▶ WRITTEN PROBLEM
Copy each line below that includes "JSON".

+ + + + + + +

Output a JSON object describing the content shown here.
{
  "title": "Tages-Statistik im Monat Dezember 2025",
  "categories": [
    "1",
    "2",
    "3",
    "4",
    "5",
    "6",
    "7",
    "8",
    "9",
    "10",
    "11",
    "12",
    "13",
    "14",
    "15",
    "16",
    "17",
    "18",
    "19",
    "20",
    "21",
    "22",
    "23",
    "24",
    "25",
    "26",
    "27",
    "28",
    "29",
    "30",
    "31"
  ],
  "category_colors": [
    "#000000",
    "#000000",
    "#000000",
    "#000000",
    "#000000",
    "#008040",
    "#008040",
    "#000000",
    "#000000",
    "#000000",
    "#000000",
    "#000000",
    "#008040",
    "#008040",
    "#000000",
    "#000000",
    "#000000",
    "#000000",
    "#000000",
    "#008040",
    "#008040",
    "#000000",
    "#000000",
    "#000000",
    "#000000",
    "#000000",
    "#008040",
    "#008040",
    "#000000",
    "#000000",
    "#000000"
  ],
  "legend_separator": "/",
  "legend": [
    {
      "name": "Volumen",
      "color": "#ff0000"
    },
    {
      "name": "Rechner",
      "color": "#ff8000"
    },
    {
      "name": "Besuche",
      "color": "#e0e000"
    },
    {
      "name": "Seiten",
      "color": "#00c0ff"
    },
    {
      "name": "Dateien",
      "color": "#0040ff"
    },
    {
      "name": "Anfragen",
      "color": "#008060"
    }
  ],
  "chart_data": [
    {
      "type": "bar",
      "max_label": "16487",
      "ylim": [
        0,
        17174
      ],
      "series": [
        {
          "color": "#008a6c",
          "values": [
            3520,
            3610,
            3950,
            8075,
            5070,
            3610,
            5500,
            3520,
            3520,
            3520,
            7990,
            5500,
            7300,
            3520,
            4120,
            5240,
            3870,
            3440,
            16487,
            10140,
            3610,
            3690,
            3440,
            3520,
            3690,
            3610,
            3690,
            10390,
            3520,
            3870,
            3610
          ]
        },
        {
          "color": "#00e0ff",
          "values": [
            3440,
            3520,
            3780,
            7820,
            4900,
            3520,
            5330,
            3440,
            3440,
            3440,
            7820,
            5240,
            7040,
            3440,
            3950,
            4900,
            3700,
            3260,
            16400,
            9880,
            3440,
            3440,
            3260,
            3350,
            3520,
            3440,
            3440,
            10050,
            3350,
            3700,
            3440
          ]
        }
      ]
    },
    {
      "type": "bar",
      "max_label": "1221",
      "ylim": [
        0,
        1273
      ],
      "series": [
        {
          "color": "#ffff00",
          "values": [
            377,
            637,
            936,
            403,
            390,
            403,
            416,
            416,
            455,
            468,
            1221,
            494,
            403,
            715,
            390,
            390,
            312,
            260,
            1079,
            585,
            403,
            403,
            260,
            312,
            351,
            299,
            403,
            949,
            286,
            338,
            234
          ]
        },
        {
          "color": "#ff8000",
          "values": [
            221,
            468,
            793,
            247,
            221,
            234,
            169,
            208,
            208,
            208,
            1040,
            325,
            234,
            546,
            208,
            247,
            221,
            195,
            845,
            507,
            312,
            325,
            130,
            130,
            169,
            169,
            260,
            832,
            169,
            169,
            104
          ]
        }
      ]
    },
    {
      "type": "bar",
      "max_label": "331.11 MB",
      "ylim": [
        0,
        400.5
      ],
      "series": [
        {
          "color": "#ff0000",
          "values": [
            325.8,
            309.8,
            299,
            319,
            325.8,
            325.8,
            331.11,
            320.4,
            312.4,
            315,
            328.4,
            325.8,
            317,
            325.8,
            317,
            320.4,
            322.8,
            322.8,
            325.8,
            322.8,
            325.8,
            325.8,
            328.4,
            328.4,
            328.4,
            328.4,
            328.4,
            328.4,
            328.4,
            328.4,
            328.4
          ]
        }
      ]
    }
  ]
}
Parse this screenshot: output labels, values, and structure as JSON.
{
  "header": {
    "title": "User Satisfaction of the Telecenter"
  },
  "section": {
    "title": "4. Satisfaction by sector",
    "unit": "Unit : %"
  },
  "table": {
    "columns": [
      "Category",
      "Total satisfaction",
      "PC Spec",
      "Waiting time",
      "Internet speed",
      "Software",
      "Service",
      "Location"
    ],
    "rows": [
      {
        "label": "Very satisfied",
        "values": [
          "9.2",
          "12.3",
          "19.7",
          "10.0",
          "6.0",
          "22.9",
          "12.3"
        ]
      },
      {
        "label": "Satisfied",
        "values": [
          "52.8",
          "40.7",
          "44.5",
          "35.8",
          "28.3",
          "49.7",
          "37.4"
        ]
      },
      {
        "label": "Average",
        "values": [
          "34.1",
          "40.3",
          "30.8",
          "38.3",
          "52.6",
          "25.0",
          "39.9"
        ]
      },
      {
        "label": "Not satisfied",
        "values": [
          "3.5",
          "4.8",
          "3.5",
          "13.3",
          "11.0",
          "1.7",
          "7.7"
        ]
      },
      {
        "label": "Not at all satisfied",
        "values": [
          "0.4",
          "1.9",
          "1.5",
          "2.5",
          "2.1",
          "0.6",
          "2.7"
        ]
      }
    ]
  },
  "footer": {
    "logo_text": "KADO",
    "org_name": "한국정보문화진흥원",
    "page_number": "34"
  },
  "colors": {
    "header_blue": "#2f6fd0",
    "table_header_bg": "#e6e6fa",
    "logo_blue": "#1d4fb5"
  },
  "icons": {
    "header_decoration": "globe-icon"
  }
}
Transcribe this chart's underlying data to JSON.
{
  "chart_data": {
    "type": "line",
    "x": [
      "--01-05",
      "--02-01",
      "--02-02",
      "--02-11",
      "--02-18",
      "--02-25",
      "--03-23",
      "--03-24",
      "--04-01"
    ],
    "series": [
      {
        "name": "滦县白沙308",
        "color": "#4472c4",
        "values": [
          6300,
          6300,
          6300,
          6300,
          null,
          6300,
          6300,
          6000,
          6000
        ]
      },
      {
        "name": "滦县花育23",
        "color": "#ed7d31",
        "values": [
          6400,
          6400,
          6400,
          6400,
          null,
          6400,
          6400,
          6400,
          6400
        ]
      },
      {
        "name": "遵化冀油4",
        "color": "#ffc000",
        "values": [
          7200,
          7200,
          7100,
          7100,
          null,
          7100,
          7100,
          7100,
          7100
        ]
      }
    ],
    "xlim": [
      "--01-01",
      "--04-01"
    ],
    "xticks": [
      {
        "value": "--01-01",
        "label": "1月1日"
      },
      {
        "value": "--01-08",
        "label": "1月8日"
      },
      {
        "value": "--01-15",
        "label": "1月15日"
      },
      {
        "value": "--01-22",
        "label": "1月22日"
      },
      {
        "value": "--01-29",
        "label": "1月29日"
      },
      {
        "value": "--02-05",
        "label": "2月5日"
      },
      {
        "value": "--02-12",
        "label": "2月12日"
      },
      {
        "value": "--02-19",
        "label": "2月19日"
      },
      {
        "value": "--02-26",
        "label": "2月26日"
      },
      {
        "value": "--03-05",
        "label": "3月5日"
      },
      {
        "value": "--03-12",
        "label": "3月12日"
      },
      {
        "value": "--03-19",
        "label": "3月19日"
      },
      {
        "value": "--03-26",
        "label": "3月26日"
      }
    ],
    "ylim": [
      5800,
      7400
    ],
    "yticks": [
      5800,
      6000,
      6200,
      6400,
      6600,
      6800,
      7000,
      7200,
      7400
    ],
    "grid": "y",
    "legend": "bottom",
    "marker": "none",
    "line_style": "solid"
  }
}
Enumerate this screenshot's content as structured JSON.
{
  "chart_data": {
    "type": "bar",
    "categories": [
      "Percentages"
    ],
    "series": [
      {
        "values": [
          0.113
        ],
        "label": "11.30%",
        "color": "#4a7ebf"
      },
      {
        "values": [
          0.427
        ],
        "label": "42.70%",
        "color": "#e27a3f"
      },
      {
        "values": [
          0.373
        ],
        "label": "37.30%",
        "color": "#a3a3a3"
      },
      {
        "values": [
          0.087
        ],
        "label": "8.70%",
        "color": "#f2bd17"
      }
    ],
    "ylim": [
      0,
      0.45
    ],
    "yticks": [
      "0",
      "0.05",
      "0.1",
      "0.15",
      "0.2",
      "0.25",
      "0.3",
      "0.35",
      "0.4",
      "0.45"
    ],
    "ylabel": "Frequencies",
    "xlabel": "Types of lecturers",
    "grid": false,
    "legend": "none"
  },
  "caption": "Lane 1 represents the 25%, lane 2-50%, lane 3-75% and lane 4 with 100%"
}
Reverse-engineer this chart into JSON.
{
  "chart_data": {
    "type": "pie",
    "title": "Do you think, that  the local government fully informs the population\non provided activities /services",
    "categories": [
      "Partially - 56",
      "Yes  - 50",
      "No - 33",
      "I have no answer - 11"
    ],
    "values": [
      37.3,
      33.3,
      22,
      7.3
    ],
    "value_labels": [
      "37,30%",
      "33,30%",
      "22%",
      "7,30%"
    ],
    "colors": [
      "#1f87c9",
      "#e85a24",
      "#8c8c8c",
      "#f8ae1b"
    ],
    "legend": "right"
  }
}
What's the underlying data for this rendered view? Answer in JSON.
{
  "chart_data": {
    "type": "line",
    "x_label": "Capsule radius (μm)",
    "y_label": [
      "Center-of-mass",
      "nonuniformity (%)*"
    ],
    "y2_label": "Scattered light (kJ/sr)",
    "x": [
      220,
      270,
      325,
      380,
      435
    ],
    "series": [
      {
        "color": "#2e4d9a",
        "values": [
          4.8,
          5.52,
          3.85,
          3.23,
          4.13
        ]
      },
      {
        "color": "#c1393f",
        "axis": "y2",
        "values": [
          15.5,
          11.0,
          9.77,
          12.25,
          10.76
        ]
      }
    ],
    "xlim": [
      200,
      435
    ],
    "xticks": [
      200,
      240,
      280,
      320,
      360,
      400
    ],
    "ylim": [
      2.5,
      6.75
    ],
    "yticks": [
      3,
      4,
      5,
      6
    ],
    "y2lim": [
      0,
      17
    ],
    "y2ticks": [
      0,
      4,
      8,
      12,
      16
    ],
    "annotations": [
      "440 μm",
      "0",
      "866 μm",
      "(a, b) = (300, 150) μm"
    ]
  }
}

+ + + + + + +

▶ RESPONSE TO THIS EXERCISE
Output a JSON object describing the content shown here.
Parse this screenshot: output labels, values, and structure as JSON.
Transcribe this chart's underlying data to JSON.
Enumerate this screenshot's content as structured JSON.
Reverse-engineer this chart into JSON.
What's the underlying data for this rendered view? Answer in JSON.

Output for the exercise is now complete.